→ INPUT MATERIAL:
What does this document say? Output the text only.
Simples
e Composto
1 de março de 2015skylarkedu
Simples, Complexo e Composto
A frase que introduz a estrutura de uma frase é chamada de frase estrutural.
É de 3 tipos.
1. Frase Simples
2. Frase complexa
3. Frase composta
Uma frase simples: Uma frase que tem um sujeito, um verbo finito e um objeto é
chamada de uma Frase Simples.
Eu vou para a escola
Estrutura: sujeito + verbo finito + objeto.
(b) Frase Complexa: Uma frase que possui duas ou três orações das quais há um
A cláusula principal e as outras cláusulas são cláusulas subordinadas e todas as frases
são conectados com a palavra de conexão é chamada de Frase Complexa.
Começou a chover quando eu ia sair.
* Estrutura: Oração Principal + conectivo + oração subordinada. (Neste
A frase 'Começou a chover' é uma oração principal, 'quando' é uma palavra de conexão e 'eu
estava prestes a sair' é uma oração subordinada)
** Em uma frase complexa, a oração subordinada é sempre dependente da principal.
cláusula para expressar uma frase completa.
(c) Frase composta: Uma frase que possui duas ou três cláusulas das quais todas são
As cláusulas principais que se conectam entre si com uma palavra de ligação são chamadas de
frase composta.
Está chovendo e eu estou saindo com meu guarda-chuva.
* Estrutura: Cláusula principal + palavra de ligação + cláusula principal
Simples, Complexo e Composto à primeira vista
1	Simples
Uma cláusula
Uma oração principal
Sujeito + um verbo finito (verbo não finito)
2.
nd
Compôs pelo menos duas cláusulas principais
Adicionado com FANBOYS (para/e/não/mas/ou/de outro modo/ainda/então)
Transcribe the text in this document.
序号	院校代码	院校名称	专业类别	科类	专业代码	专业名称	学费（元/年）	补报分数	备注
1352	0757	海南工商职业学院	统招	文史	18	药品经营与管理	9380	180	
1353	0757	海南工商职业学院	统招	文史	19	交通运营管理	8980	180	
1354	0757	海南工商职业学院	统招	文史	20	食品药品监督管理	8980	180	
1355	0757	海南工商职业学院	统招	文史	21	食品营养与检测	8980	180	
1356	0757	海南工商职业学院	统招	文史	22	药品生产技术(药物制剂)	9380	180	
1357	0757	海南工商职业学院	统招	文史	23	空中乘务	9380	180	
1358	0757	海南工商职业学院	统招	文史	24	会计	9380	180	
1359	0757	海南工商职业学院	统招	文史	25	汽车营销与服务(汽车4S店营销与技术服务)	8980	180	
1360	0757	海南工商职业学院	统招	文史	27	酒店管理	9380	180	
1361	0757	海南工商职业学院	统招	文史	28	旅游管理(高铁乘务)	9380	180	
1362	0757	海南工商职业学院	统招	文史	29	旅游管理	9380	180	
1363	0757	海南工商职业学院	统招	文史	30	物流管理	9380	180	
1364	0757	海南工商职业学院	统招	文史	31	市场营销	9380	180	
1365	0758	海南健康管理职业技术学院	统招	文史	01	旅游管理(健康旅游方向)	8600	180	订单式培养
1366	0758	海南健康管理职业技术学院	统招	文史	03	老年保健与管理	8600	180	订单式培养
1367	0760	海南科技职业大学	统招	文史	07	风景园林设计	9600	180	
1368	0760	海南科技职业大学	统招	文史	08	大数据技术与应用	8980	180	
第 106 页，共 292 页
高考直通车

→ REQUEST:
Copy the entries above exactly, leaving none out.

→ TASK RESULT:
What does this document say? Output the text only.
Simples
e Composto
1 de março de 2015skylarkedu
Simples, Complexo e Composto
A frase que introduz a estrutura de uma frase é chamada de frase estrutural.
É de 3 tipos.
1. Frase Simples
2. Frase complexa
3. Frase composta
Uma frase simples: Uma frase que tem um sujeito, um verbo finito e um objeto é
chamada de uma Frase Simples.
Eu vou para a escola
Estrutura: sujeito + verbo finito + objeto.
(b) Frase Complexa: Uma frase que possui duas ou três orações das quais há um
A cláusula principal e as outras cláusulas são cláusulas subordinadas e todas as frases
são conectados com a palavra de conexão é chamada de Frase Complexa.
Começou a chover quando eu ia sair.
* Estrutura: Oração Principal + conectivo + oração subordinada. (Neste
A frase 'Começou a chover' é uma oração principal, 'quando' é uma palavra de conexão e 'eu
estava prestes a sair' é uma oração subordinada)
** Em uma frase complexa, a oração subordinada é sempre dependente da principal.
cláusula para expressar uma frase completa.
(c) Frase composta: Uma frase que possui duas ou três cláusulas das quais todas são
As cláusulas principais que se conectam entre si com uma palavra de ligação são chamadas de
frase composta.
Está chovendo e eu estou saindo com meu guarda-chuva.
* Estrutura: Cláusula principal + palavra de ligação + cláusula principal
Simples, Complexo e Composto à primeira vista
1	Simples
Uma cláusula
Uma oração principal
Sujeito + um verbo finito (verbo não finito)
2.
nd
Compôs pelo menos duas cláusulas principais
Adicionado com FANBOYS (para/e/não/mas/ou/de outro modo/ainda/então)
Transcribe the text in this document.
序号	院校代码	院校名称	专业类别	科类	专业代码	专业名称	学费（元/年）	补报分数	备注
1352	0757	海南工商职业学院	统招	文史	18	药品经营与管理	9380	180	
1353	0757	海南工商职业学院	统招	文史	19	交通运营管理	8980	180	
1354	0757	海南工商职业学院	统招	文史	20	食品药品监督管理	8980	180	
1355	0757	海南工商职业学院	统招	文史	21	食品营养与检测	8980	180	
1356	0757	海南工商职业学院	统招	文史	22	药品生产技术(药物制剂)	9380	180	
1357	0757	海南工商职业学院	统招	文史	23	空中乘务	9380	180	
1358	0757	海南工商职业学院	统招	文史	24	会计	9380	180	
1359	0757	海南工商职业学院	统招	文史	25	汽车营销与服务(汽车4S店营销与技术服务)	8980	180	
1360	0757	海南工商职业学院	统招	文史	27	酒店管理	9380	180	
1361	0757	海南工商职业学院	统招	文史	28	旅游管理(高铁乘务)	9380	180	
1362	0757	海南工商职业学院	统招	文史	29	旅游管理	9380	180	
1363	0757	海南工商职业学院	统招	文史	30	物流管理	9380	180	
1364	0757	海南工商职业学院	统招	文史	31	市场营销	9380	180	
1365	0758	海南健康管理职业技术学院	统招	文史	01	旅游管理(健康旅游方向)	8600	180	订单式培养
1366	0758	海南健康管理职业技术学院	统招	文史	03	老年保健与管理	8600	180	订单式培养
1367	0760	海南科技职业大学	统招	文史	07	风景园林设计	9600	180	
1368	0760	海南科技职业大学	统招	文史	08	大数据技术与应用	8980	180	
第 106 页，共 292 页
高考直通车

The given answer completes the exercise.